Problem details:
Will you give the material below again, every line exactly as it is?
= = = = = = =
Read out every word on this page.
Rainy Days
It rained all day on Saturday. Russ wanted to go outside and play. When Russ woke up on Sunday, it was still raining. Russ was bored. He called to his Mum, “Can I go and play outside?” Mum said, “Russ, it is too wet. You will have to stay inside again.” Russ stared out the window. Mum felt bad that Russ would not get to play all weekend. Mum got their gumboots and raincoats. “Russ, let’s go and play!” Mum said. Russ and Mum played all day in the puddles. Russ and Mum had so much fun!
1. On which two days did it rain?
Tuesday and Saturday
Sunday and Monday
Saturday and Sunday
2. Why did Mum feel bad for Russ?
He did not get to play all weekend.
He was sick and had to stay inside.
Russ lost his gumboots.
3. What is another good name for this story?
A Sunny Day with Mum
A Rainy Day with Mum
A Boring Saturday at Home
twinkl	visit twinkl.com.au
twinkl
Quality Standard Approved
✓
= = = = = = =
Answer to this problem:
Read out every word on this page.
Rainy Days
It rained all day on Saturday. Russ wanted to go outside and play. When Russ woke up on Sunday, it was still raining. Russ was bored. He called to his Mum, “Can I go and play outside?” Mum said, “Russ, it is too wet. You will have to stay inside again.” Russ stared out the window. Mum felt bad that Russ would not get to play all weekend. Mum got their gumboots and raincoats. “Russ, let’s go and play!” Mum said. Russ and Mum played all day in the puddles. Russ and Mum had so much fun!
1. On which two days did it rain?
Tuesday and Saturday
Sunday and Monday
Saturday and Sunday
2. Why did Mum feel bad for Russ?
He did not get to play all weekend.
He was sick and had to stay inside.
Russ lost his gumboots.
3. What is another good name for this story?
A Sunny Day with Mum
A Rainy Day with Mum
A Boring Saturday at Home
twinkl	visit twinkl.com.au
twinkl
Quality Standard Approved
✓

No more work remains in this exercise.